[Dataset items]
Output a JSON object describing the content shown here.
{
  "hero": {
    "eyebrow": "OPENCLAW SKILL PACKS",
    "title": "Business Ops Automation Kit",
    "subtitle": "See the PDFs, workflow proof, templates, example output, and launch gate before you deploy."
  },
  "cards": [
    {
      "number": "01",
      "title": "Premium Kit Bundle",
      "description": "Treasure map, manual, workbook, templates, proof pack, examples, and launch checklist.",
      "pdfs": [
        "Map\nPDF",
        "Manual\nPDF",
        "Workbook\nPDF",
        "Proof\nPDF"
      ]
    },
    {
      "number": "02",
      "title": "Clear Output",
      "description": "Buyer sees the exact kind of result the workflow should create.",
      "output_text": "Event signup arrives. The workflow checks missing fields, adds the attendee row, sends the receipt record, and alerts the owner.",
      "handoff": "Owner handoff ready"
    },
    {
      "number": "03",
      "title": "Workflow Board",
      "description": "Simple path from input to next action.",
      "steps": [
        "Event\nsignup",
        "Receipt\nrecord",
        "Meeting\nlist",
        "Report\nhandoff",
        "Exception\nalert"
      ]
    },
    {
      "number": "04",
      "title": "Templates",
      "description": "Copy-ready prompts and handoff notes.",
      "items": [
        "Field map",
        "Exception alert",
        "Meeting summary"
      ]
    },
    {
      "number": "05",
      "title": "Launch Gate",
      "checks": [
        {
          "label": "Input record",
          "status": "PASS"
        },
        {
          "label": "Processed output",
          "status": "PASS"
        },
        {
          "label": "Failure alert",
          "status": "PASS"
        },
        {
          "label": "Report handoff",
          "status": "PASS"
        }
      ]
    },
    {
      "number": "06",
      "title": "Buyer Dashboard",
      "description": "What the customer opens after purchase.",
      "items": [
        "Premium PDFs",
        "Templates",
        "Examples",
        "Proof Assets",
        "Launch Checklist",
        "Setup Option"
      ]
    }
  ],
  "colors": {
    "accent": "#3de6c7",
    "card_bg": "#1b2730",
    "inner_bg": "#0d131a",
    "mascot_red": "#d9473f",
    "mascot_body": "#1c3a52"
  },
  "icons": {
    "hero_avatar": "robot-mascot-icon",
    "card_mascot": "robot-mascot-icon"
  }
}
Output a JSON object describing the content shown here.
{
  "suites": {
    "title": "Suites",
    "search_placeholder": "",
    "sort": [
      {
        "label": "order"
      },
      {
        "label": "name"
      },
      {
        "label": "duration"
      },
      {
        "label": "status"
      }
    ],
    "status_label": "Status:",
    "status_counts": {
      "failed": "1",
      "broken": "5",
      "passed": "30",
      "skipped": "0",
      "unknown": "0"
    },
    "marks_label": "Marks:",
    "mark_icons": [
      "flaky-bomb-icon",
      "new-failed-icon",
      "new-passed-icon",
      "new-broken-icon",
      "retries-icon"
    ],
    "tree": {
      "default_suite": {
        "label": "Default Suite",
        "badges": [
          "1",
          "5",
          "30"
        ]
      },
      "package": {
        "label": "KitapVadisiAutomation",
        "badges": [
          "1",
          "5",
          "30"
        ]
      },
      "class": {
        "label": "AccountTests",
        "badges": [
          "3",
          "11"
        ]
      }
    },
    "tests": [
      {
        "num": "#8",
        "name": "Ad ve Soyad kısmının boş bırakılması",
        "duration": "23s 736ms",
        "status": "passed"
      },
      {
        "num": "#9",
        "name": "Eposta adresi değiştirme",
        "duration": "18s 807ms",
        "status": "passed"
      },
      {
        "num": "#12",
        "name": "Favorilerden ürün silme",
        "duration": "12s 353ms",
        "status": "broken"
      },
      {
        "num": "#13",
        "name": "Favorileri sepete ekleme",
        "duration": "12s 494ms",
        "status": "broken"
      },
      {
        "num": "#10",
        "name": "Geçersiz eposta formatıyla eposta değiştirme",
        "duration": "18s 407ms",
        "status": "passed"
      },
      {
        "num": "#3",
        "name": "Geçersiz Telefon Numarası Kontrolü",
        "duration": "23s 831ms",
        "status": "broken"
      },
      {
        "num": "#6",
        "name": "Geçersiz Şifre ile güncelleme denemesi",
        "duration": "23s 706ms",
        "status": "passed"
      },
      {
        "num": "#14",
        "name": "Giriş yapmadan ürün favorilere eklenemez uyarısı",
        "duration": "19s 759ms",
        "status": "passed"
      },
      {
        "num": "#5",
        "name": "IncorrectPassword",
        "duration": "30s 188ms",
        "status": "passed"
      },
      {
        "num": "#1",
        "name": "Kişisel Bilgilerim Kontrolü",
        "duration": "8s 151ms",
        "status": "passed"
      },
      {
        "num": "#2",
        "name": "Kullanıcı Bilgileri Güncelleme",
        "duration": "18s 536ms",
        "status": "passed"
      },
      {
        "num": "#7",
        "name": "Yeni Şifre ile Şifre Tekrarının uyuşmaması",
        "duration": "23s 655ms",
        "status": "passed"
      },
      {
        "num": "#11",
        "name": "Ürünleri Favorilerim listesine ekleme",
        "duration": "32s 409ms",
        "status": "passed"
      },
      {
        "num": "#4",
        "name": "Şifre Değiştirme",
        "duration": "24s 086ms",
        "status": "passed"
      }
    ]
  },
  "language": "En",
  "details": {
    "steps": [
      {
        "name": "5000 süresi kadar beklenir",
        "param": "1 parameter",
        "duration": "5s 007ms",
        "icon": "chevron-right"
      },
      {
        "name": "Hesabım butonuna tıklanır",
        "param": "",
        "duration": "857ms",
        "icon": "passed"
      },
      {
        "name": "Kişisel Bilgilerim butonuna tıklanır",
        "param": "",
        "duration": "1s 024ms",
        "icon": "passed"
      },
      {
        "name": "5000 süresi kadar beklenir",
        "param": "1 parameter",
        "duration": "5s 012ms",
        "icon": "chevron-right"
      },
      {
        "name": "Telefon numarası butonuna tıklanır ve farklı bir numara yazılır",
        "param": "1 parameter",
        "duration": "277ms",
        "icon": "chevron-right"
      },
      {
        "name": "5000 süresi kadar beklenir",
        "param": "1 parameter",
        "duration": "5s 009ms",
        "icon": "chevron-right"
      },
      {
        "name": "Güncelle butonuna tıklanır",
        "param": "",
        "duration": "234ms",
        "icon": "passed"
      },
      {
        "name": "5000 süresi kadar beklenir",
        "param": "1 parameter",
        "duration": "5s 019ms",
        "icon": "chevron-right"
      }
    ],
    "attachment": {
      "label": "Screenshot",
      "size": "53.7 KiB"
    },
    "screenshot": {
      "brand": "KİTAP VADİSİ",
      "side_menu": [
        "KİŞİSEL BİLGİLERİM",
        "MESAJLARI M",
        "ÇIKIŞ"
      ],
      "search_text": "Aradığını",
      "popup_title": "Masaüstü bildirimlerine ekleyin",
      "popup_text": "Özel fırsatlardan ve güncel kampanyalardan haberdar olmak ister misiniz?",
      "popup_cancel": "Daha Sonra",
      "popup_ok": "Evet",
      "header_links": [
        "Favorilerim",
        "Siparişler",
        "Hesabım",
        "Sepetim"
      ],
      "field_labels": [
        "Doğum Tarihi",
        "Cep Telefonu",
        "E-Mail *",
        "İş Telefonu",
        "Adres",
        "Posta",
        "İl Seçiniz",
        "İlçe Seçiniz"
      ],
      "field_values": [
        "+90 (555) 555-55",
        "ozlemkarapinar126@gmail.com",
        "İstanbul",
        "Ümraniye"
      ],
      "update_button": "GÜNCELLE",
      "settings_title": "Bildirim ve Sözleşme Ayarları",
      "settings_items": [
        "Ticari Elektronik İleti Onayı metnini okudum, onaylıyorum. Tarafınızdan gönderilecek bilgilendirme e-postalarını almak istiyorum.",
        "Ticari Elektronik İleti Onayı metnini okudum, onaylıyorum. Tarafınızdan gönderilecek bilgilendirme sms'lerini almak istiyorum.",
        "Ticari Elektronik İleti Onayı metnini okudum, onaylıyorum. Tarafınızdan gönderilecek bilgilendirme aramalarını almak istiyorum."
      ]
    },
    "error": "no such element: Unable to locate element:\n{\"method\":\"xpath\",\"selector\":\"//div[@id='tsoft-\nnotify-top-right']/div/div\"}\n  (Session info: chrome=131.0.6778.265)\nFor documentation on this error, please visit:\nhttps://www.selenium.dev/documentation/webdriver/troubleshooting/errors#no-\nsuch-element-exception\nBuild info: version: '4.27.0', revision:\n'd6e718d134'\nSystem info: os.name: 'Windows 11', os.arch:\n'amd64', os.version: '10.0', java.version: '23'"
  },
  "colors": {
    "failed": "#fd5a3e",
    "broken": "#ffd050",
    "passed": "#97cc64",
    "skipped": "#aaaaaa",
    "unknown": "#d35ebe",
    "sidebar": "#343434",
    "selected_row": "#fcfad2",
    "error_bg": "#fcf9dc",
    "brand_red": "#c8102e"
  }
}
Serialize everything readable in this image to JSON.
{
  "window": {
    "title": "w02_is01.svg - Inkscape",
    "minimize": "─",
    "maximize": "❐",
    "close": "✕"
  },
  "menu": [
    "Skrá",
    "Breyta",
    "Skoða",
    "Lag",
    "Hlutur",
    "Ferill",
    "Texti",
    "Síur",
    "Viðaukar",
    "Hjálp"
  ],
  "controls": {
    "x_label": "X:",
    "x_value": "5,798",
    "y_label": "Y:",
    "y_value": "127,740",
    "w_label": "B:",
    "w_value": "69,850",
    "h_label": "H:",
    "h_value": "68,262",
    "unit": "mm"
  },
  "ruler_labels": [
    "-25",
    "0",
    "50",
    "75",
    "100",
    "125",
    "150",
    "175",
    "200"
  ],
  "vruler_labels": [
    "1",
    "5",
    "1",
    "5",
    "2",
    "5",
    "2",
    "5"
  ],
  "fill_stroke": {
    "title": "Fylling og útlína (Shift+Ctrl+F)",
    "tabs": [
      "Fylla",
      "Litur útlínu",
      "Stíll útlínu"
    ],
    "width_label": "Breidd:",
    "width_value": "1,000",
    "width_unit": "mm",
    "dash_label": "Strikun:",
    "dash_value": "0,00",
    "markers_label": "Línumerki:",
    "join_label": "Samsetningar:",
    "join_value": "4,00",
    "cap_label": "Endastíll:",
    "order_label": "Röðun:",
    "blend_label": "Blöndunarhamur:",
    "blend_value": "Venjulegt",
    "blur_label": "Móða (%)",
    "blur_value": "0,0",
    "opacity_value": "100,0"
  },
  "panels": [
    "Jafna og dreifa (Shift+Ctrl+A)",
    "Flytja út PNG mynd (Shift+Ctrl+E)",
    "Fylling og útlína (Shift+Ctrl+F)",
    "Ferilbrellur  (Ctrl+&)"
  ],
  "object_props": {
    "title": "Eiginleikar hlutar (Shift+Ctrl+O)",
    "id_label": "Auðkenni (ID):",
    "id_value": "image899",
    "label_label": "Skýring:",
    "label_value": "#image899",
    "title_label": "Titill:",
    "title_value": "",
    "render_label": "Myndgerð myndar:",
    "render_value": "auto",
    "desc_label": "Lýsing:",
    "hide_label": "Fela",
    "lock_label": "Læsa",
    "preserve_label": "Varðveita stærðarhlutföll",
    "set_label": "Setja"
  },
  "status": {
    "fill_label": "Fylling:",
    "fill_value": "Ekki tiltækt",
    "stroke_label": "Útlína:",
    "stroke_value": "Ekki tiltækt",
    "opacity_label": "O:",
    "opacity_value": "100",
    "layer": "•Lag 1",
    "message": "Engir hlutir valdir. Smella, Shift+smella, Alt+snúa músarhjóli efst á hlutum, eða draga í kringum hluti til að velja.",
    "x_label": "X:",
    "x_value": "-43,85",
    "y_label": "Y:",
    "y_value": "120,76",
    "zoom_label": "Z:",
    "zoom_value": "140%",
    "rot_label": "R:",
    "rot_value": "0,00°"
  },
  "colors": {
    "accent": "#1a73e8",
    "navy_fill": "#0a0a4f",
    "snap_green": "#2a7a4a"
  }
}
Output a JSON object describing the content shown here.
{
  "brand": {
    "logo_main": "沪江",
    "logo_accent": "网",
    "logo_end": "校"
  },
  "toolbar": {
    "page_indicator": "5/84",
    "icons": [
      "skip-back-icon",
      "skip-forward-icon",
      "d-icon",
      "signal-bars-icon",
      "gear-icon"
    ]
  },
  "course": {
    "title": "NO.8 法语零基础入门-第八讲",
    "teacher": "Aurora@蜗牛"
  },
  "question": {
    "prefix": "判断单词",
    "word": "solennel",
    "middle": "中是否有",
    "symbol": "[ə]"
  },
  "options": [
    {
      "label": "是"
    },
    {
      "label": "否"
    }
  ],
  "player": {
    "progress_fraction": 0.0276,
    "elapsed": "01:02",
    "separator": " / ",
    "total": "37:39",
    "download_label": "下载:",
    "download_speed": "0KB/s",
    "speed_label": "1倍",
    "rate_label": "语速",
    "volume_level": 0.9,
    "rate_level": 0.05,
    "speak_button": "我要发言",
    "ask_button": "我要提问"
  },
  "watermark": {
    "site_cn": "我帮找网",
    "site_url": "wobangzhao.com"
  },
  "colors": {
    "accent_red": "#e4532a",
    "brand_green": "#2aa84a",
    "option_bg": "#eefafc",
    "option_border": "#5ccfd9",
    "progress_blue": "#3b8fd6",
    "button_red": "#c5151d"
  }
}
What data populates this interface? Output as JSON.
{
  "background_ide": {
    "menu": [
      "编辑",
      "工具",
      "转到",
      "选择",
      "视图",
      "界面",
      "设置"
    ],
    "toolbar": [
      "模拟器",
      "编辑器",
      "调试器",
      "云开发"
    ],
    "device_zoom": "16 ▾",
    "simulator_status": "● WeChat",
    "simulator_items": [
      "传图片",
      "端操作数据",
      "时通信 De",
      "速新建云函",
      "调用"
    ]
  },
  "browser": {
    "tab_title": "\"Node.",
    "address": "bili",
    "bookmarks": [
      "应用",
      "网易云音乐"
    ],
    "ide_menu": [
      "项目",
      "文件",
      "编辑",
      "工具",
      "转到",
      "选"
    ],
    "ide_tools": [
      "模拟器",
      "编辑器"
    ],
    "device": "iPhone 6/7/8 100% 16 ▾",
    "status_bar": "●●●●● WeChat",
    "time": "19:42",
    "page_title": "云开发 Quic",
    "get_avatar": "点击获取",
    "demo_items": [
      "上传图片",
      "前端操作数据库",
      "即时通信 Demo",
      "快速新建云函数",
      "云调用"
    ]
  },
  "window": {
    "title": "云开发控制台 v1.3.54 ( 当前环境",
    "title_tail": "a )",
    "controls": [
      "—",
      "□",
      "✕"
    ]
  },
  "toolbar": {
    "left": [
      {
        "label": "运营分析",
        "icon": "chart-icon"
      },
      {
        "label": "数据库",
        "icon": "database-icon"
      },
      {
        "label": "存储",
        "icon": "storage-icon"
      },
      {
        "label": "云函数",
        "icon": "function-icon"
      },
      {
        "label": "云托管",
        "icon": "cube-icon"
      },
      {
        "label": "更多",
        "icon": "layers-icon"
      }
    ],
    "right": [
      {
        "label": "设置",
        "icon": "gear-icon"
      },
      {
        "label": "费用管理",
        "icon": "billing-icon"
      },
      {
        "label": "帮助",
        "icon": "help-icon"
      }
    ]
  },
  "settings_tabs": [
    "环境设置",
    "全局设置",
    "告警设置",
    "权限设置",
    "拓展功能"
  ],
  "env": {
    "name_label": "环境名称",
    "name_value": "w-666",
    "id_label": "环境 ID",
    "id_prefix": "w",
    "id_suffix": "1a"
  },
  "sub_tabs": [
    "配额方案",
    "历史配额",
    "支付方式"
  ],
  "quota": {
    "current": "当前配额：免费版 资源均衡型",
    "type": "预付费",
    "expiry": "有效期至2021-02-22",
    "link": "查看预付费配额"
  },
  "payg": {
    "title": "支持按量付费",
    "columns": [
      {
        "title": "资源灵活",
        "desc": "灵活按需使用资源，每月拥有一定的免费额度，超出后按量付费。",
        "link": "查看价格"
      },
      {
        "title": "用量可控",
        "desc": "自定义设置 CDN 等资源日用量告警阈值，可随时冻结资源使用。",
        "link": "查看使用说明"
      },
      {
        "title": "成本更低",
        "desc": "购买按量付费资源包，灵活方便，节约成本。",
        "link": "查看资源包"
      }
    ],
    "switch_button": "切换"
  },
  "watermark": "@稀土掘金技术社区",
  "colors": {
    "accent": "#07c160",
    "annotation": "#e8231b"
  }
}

## [Exercise directions]
From the listing above, report the number of lines containing the string "okudum", without any accompanying remarks.

## [Solution for this problem]
3